Collection entries
▽
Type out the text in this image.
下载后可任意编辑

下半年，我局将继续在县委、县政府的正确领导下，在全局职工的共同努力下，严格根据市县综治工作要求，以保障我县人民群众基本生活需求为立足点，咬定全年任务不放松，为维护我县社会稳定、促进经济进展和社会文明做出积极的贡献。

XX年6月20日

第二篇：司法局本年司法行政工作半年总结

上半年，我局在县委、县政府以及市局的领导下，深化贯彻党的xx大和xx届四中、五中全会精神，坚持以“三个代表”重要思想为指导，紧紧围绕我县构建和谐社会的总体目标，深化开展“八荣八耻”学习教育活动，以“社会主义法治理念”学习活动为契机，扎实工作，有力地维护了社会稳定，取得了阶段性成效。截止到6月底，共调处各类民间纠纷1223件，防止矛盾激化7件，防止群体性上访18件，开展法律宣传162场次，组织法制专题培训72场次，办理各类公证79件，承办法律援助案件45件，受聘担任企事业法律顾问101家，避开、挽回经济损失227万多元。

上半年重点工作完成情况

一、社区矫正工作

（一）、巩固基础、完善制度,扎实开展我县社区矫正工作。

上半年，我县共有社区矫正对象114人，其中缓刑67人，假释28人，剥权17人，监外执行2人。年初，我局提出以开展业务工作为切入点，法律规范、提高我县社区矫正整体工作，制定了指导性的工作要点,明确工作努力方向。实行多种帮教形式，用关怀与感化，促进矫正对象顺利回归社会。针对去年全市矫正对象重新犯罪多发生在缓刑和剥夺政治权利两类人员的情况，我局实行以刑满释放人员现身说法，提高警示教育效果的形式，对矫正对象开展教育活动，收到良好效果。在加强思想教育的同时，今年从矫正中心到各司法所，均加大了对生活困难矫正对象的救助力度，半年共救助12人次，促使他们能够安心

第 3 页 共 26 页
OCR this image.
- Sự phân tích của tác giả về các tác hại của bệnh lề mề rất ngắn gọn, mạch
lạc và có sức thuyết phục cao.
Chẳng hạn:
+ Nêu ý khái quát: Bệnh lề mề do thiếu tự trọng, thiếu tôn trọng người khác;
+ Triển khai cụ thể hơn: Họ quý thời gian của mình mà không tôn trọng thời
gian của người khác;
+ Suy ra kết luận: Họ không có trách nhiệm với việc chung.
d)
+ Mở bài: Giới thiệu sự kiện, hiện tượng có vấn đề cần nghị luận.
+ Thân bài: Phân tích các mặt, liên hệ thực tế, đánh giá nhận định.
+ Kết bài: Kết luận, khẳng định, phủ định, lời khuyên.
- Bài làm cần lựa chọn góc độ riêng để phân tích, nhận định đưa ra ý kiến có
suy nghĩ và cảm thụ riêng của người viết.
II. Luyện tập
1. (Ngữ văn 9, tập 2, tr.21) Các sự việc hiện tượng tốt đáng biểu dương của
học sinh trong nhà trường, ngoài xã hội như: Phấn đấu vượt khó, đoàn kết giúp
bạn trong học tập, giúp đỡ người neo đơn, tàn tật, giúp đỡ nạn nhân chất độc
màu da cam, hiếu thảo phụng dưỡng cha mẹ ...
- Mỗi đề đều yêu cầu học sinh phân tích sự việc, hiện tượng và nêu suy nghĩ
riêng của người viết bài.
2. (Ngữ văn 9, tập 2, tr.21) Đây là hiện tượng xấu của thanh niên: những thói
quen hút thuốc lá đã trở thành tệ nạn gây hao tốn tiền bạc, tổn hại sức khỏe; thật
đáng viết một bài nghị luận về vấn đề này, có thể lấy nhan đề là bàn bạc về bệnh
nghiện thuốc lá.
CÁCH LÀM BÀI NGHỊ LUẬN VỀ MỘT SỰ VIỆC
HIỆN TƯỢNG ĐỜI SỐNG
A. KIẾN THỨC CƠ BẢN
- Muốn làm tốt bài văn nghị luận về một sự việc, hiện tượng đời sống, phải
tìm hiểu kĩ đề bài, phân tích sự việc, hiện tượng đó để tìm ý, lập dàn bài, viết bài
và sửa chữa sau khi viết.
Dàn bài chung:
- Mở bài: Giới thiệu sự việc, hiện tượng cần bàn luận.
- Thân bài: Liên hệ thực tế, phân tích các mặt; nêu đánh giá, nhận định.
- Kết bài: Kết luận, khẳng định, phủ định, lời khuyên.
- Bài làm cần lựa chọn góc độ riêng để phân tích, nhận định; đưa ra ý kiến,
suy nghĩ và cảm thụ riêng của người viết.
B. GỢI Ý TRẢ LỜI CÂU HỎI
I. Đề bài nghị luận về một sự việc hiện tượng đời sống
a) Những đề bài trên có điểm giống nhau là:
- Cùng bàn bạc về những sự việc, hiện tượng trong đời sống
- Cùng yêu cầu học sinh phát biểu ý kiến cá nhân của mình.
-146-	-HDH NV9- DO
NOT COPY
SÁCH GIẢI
△
# Exercise prompt
Output the listing above word for word.

# In response
Type out the text in this image.
下载后可任意编辑

下半年，我局将继续在县委、县政府的正确领导下，在全局职工的共同努力下，严格根据市县综治工作要求，以保障我县人民群众基本生活需求为立足点，咬定全年任务不放松，为维护我县社会稳定、促进经济进展和社会文明做出积极的贡献。

XX年6月20日

第二篇：司法局本年司法行政工作半年总结

上半年，我局在县委、县政府以及市局的领导下，深化贯彻党的xx大和xx届四中、五中全会精神，坚持以“三个代表”重要思想为指导，紧紧围绕我县构建和谐社会的总体目标，深化开展“八荣八耻”学习教育活动，以“社会主义法治理念”学习活动为契机，扎实工作，有力地维护了社会稳定，取得了阶段性成效。截止到6月底，共调处各类民间纠纷1223件，防止矛盾激化7件，防止群体性上访18件，开展法律宣传162场次，组织法制专题培训72场次，办理各类公证79件，承办法律援助案件45件，受聘担任企事业法律顾问101家，避开、挽回经济损失227万多元。

上半年重点工作完成情况

一、社区矫正工作

（一）、巩固基础、完善制度,扎实开展我县社区矫正工作。

上半年，我县共有社区矫正对象114人，其中缓刑67人，假释28人，剥权17人，监外执行2人。年初，我局提出以开展业务工作为切入点，法律规范、提高我县社区矫正整体工作，制定了指导性的工作要点,明确工作努力方向。实行多种帮教形式，用关怀与感化，促进矫正对象顺利回归社会。针对去年全市矫正对象重新犯罪多发生在缓刑和剥夺政治权利两类人员的情况，我局实行以刑满释放人员现身说法，提高警示教育效果的形式，对矫正对象开展教育活动，收到良好效果。在加强思想教育的同时，今年从矫正中心到各司法所，均加大了对生活困难矫正对象的救助力度，半年共救助12人次，促使他们能够安心

第 3 页 共 26 页
OCR this image.
- Sự phân tích của tác giả về các tác hại của bệnh lề mề rất ngắn gọn, mạch
lạc và có sức thuyết phục cao.
Chẳng hạn:
+ Nêu ý khái quát: Bệnh lề mề do thiếu tự trọng, thiếu tôn trọng người khác;
+ Triển khai cụ thể hơn: Họ quý thời gian của mình mà không tôn trọng thời
gian của người khác;
+ Suy ra kết luận: Họ không có trách nhiệm với việc chung.
d)
+ Mở bài: Giới thiệu sự kiện, hiện tượng có vấn đề cần nghị luận.
+ Thân bài: Phân tích các mặt, liên hệ thực tế, đánh giá nhận định.
+ Kết bài: Kết luận, khẳng định, phủ định, lời khuyên.
- Bài làm cần lựa chọn góc độ riêng để phân tích, nhận định đưa ra ý kiến có
suy nghĩ và cảm thụ riêng của người viết.
II. Luyện tập
1. (Ngữ văn 9, tập 2, tr.21) Các sự việc hiện tượng tốt đáng biểu dương của
học sinh trong nhà trường, ngoài xã hội như: Phấn đấu vượt khó, đoàn kết giúp
bạn trong học tập, giúp đỡ người neo đơn, tàn tật, giúp đỡ nạn nhân chất độc
màu da cam, hiếu thảo phụng dưỡng cha mẹ ...
- Mỗi đề đều yêu cầu học sinh phân tích sự việc, hiện tượng và nêu suy nghĩ
riêng của người viết bài.
2. (Ngữ văn 9, tập 2, tr.21) Đây là hiện tượng xấu của thanh niên: những thói
quen hút thuốc lá đã trở thành tệ nạn gây hao tốn tiền bạc, tổn hại sức khỏe; thật
đáng viết một bài nghị luận về vấn đề này, có thể lấy nhan đề là bàn bạc về bệnh
nghiện thuốc lá.
CÁCH LÀM BÀI NGHỊ LUẬN VỀ MỘT SỰ VIỆC
HIỆN TƯỢNG ĐỜI SỐNG
A. KIẾN THỨC CƠ BẢN
- Muốn làm tốt bài văn nghị luận về một sự việc, hiện tượng đời sống, phải
tìm hiểu kĩ đề bài, phân tích sự việc, hiện tượng đó để tìm ý, lập dàn bài, viết bài
và sửa chữa sau khi viết.
Dàn bài chung:
- Mở bài: Giới thiệu sự việc, hiện tượng cần bàn luận.
- Thân bài: Liên hệ thực tế, phân tích các mặt; nêu đánh giá, nhận định.
- Kết bài: Kết luận, khẳng định, phủ định, lời khuyên.
- Bài làm cần lựa chọn góc độ riêng để phân tích, nhận định; đưa ra ý kiến,
suy nghĩ và cảm thụ riêng của người viết.
B. GỢI Ý TRẢ LỜI CÂU HỎI
I. Đề bài nghị luận về một sự việc hiện tượng đời sống
a) Những đề bài trên có điểm giống nhau là:
- Cùng bàn bạc về những sự việc, hiện tượng trong đời sống
- Cùng yêu cầu học sinh phát biểu ý kiến cá nhân của mình.
-146-	-HDH NV9- DO
NOT COPY
SÁCH GIẢI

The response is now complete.